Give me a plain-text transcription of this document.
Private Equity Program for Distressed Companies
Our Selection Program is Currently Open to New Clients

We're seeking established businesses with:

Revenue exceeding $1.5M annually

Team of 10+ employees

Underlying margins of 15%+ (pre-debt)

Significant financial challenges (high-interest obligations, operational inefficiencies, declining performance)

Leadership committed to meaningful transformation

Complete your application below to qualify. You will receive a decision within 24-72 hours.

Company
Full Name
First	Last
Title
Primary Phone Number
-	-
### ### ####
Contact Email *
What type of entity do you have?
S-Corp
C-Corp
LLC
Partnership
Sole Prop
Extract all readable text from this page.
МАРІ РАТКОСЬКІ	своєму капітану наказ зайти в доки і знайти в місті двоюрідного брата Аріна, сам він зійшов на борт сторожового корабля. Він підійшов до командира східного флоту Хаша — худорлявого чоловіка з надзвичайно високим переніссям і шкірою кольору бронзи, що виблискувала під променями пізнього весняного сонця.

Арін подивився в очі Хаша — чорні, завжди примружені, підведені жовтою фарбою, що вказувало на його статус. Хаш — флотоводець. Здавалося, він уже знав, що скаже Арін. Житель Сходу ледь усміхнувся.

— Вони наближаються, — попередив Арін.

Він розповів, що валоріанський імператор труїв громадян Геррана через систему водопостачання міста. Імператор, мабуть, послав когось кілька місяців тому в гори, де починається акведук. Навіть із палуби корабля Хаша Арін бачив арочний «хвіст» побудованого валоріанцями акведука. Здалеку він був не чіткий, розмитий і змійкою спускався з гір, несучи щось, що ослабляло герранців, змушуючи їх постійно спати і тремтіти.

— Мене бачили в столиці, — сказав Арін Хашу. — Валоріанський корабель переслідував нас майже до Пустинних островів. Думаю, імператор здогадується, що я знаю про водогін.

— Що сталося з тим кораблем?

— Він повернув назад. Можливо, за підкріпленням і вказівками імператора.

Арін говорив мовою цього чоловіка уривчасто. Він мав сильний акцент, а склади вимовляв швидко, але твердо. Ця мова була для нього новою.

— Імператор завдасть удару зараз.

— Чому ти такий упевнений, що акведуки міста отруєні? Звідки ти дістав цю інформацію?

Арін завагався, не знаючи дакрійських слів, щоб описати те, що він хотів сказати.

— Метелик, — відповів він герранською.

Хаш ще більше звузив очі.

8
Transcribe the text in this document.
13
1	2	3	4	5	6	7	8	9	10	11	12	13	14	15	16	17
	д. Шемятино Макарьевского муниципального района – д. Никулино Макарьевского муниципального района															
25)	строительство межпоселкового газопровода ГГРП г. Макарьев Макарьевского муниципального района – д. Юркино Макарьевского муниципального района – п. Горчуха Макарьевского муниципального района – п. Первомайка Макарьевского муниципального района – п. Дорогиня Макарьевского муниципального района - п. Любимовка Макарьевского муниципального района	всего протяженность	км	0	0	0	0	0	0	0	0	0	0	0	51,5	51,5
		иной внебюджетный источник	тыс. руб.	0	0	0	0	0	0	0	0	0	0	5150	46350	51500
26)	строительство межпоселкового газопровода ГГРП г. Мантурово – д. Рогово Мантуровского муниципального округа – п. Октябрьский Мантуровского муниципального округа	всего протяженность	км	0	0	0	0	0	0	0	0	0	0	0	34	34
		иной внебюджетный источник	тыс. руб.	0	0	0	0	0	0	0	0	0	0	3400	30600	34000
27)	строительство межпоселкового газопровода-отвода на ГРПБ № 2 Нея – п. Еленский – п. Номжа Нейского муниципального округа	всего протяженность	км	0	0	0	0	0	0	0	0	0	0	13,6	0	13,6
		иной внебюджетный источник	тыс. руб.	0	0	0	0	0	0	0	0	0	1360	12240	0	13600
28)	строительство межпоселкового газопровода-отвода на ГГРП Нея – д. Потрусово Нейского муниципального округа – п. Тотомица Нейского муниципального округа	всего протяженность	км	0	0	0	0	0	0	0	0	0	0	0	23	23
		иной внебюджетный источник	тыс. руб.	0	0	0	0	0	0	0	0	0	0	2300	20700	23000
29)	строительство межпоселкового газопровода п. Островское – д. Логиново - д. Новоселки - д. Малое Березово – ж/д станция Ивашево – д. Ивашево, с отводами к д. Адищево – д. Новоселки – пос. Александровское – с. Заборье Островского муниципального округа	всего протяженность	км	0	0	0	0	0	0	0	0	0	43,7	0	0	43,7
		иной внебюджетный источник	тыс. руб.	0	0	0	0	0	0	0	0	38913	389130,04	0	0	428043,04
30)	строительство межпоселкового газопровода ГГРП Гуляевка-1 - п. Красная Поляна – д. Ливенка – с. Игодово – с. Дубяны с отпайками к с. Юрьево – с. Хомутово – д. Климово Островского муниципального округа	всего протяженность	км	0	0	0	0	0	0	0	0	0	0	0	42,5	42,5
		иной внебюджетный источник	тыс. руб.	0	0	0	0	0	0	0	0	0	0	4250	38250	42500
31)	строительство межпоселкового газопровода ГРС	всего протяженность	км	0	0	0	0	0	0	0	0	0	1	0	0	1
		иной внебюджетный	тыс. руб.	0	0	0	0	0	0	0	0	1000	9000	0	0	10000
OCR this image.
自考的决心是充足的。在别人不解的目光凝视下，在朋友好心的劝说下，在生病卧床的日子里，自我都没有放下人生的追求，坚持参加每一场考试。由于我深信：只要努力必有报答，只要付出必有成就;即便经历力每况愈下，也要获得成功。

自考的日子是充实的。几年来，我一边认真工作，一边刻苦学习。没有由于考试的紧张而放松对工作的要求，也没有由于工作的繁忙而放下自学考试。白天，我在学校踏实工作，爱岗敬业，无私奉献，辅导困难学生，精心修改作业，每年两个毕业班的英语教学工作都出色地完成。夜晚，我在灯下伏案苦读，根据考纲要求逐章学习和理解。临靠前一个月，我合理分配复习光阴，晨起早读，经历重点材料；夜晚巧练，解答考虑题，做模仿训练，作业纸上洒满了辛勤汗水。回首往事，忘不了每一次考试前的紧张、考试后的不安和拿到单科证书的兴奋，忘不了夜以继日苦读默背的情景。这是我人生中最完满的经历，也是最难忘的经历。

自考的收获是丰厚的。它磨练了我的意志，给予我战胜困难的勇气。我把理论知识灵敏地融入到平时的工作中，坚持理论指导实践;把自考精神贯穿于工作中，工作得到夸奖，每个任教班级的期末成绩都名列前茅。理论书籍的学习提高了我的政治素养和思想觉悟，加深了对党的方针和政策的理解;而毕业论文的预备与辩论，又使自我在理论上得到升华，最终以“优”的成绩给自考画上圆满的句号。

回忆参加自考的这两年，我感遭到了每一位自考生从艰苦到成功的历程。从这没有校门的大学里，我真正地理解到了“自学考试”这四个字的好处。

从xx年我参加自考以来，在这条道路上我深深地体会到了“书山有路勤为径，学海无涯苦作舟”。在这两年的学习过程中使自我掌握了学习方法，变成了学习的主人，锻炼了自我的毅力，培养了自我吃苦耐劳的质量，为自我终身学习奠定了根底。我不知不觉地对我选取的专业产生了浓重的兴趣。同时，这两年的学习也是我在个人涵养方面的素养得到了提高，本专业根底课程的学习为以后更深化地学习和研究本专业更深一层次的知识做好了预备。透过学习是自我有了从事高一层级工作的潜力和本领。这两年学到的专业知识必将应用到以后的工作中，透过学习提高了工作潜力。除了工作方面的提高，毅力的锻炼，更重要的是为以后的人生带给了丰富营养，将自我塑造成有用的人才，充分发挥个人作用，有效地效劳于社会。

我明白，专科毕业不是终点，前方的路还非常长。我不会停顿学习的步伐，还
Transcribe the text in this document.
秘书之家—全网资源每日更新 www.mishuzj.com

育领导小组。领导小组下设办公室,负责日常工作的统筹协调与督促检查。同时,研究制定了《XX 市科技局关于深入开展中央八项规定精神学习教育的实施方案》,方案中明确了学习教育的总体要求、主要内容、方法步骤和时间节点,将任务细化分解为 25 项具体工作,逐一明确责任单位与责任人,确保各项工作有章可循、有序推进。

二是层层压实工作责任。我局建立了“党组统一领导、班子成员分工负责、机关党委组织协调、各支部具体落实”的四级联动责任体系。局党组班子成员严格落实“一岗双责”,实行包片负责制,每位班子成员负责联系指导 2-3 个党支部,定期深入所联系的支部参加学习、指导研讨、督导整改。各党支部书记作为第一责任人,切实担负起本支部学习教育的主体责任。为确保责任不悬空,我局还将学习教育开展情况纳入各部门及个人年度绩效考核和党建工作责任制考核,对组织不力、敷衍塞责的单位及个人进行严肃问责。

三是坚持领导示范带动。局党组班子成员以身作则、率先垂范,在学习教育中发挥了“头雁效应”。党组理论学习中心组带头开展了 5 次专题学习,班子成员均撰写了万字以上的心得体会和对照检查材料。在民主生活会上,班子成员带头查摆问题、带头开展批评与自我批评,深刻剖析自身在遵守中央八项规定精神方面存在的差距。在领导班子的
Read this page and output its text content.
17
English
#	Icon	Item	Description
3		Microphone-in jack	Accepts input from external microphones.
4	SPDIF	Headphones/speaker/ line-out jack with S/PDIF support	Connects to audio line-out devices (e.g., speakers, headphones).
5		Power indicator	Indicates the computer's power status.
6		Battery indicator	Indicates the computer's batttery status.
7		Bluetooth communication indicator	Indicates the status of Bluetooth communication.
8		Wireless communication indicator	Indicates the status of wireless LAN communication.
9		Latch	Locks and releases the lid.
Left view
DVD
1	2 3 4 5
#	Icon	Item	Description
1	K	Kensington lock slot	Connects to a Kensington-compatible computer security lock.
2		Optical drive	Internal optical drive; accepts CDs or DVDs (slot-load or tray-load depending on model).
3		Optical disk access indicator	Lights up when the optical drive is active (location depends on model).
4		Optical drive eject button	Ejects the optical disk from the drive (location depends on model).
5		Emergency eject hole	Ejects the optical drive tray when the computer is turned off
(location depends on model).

- _Direction_
Extract all lines from the material above that include the word "ГГРП".

- _Result for this exercise_
25)	строительство межпоселкового газопровода ГГРП г. Макарьев Макарьевского муниципального района – д. Юркино Макарьевского муниципального района – п. Горчуха Макарьевского муниципального района – п. Первомайка Макарьевского муниципального района – п. Дорогиня Макарьевского муниципального района - п. Любимовка Макарьевского муниципального района	всего протяженность	км	0	0	0	0	0	0	0	0	0	0	0	51,5	51,5
26)	строительство межпоселкового газопровода ГГРП г. Мантурово – д. Рогово Мантуровского муниципального округа – п. Октябрьский Мантуровского муниципального округа	всего протяженность	км	0	0	0	0	0	0	0	0	0	0	0	34	34
28)	строительство межпоселкового газопровода-отвода на ГГРП Нея – д. Потрусово Нейского муниципального округа – п. Тотомица Нейского муниципального округа	всего протяженность	км	0	0	0	0	0	0	0	0	0	0	0	23	23
30)	строительство межпоселкового газопровода ГГРП Гуляевка-1 - п. Красная Поляна – д. Ливенка – с. Игодово – с. Дубяны с отпайками к с. Юрьево – с. Хомутово – д. Климово Островского муниципального округа	всего протяженность	км	0	0	0	0	0	0	0	0	0	0	0	42,5	42,5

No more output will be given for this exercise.